_STATED GOAL:_ All records should be reproduced verbatim.

[Start DATA SUPPLIED]

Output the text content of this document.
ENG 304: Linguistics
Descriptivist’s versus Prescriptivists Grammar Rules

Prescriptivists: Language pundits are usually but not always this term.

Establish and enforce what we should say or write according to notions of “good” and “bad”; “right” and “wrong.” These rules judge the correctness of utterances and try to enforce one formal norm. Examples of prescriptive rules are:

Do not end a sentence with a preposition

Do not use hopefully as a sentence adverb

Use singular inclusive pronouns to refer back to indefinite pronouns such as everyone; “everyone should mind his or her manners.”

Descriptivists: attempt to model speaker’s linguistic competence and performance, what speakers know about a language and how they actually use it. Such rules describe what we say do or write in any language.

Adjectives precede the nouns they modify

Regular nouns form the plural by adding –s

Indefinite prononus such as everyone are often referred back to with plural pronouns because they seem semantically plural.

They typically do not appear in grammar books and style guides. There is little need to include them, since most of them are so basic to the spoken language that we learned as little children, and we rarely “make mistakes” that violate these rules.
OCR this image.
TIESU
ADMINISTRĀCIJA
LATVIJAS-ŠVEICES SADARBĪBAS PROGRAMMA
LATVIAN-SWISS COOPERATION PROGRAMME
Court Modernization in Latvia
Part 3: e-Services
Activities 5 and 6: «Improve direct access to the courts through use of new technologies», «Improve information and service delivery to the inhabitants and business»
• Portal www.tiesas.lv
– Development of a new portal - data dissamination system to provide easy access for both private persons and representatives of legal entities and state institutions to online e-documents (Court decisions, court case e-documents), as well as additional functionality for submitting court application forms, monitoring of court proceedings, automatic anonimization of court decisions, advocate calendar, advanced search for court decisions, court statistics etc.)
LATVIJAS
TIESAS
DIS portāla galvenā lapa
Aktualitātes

[End DATA SUPPLIED]

_FULL ANSWER:_
Output the text content of this document.
ENG 304: Linguistics
Descriptivist’s versus Prescriptivists Grammar Rules

Prescriptivists: Language pundits are usually but not always this term.

Establish and enforce what we should say or write according to notions of “good” and “bad”; “right” and “wrong.” These rules judge the correctness of utterances and try to enforce one formal norm. Examples of prescriptive rules are:

Do not end a sentence with a preposition

Do not use hopefully as a sentence adverb

Use singular inclusive pronouns to refer back to indefinite pronouns such as everyone; “everyone should mind his or her manners.”

Descriptivists: attempt to model speaker’s linguistic competence and performance, what speakers know about a language and how they actually use it. Such rules describe what we say do or write in any language.

Adjectives precede the nouns they modify

Regular nouns form the plural by adding –s

Indefinite prononus such as everyone are often referred back to with plural pronouns because they seem semantically plural.

They typically do not appear in grammar books and style guides. There is little need to include them, since most of them are so basic to the spoken language that we learned as little children, and we rarely “make mistakes” that violate these rules.
OCR this image.
TIESU
ADMINISTRĀCIJA
LATVIJAS-ŠVEICES SADARBĪBAS PROGRAMMA
LATVIAN-SWISS COOPERATION PROGRAMME
Court Modernization in Latvia
Part 3: e-Services
Activities 5 and 6: «Improve direct access to the courts through use of new technologies», «Improve information and service delivery to the inhabitants and business»
• Portal www.tiesas.lv
– Development of a new portal - data dissamination system to provide easy access for both private persons and representatives of legal entities and state institutions to online e-documents (Court decisions, court case e-documents), as well as additional functionality for submitting court application forms, monitoring of court proceedings, automatic anonimization of court decisions, advocate calendar, advanced search for court decisions, court statistics etc.)
LATVIJAS
TIESAS
DIS portāla galvenā lapa
Aktualitātes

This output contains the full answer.